- **Exercise requirements**
Scan the material below for lines with the word "Treatment" and report how many there are, with nothing added.

—————

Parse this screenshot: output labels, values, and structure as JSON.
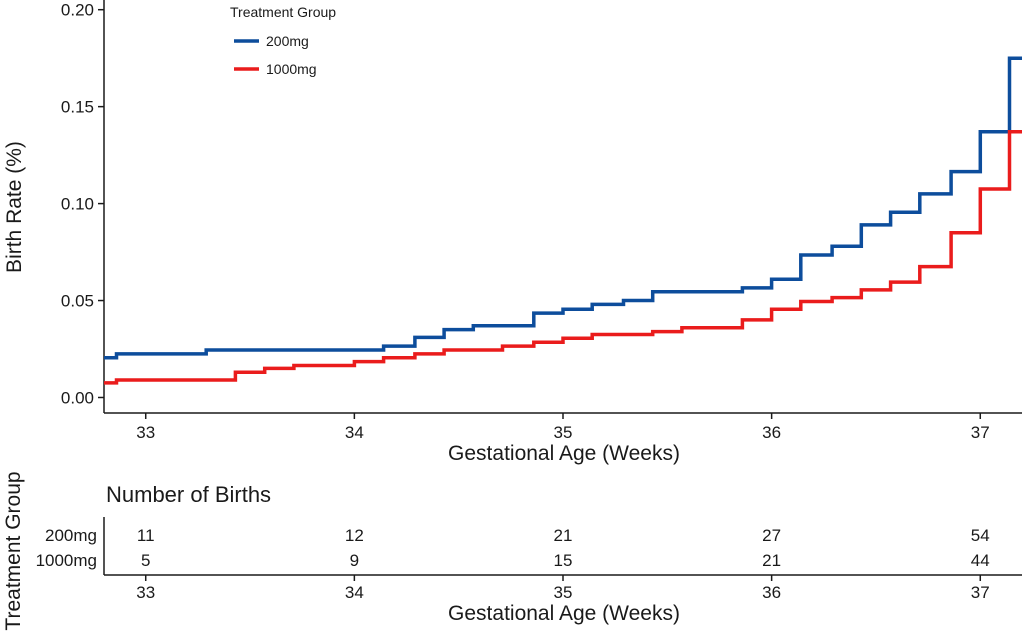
{
  "chart_data": [
    {
      "type": "line",
      "step": true,
      "xlabel": "Gestational Age (Weeks)",
      "ylabel": "Birth Rate (%)",
      "xlim": [
        32.8,
        37.2
      ],
      "ylim": [
        -0.008,
        0.205
      ],
      "x_ticks": [
        "33",
        "34",
        "35",
        "36",
        "37"
      ],
      "y_ticks": [
        "0.00",
        "0.05",
        "0.10",
        "0.15",
        "0.20"
      ],
      "grid": false,
      "legend": {
        "title": "Treatment Group",
        "placement": "top-left",
        "entries": [
          "200mg",
          "1000mg"
        ]
      },
      "series": [
        {
          "name": "200mg",
          "color": "#0d4d9c",
          "points": [
            [
              32.8,
              0.0205
            ],
            [
              32.86,
              0.0225
            ],
            [
              33.29,
              0.0245
            ],
            [
              34.14,
              0.0265
            ],
            [
              34.29,
              0.031
            ],
            [
              34.43,
              0.035
            ],
            [
              34.57,
              0.037
            ],
            [
              34.86,
              0.0435
            ],
            [
              35.0,
              0.0455
            ],
            [
              35.14,
              0.048
            ],
            [
              35.29,
              0.05
            ],
            [
              35.43,
              0.0545
            ],
            [
              35.71,
              0.0545
            ],
            [
              35.86,
              0.0565
            ],
            [
              36.0,
              0.061
            ],
            [
              36.14,
              0.0735
            ],
            [
              36.29,
              0.078
            ],
            [
              36.43,
              0.089
            ],
            [
              36.57,
              0.0955
            ],
            [
              36.71,
              0.105
            ],
            [
              36.86,
              0.1165
            ],
            [
              37.0,
              0.137
            ],
            [
              37.14,
              0.175
            ],
            [
              37.2,
              0.175
            ]
          ]
        },
        {
          "name": "1000mg",
          "color": "#ea1c1c",
          "points": [
            [
              32.8,
              0.0075
            ],
            [
              32.86,
              0.009
            ],
            [
              33.43,
              0.013
            ],
            [
              33.57,
              0.015
            ],
            [
              33.71,
              0.0165
            ],
            [
              34.0,
              0.0185
            ],
            [
              34.14,
              0.0205
            ],
            [
              34.29,
              0.0225
            ],
            [
              34.43,
              0.0245
            ],
            [
              34.71,
              0.0265
            ],
            [
              34.86,
              0.0285
            ],
            [
              35.0,
              0.0305
            ],
            [
              35.14,
              0.0325
            ],
            [
              35.43,
              0.034
            ],
            [
              35.57,
              0.036
            ],
            [
              35.86,
              0.04
            ],
            [
              36.0,
              0.0455
            ],
            [
              36.14,
              0.0495
            ],
            [
              36.29,
              0.0515
            ],
            [
              36.43,
              0.0555
            ],
            [
              36.57,
              0.0595
            ],
            [
              36.71,
              0.0675
            ],
            [
              36.86,
              0.085
            ],
            [
              37.0,
              0.1075
            ],
            [
              37.14,
              0.137
            ],
            [
              37.2,
              0.137
            ]
          ]
        }
      ]
    },
    {
      "type": "table",
      "title": "Number of Births",
      "xlabel": "Gestational Age (Weeks)",
      "ylabel": "Treatment Group",
      "x_ticks": [
        "33",
        "34",
        "35",
        "36",
        "37"
      ],
      "rows": [
        {
          "label": "200mg",
          "color": "#0d4d9c",
          "values": [
            "11",
            "12",
            "21",
            "27",
            "54"
          ]
        },
        {
          "label": "1000mg",
          "color": "#ea1c1c",
          "values": [
            "5",
            "9",
            "15",
            "21",
            "44"
          ]
        }
      ]
    }
  ]
}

—————

- **Answer to the exercise**
2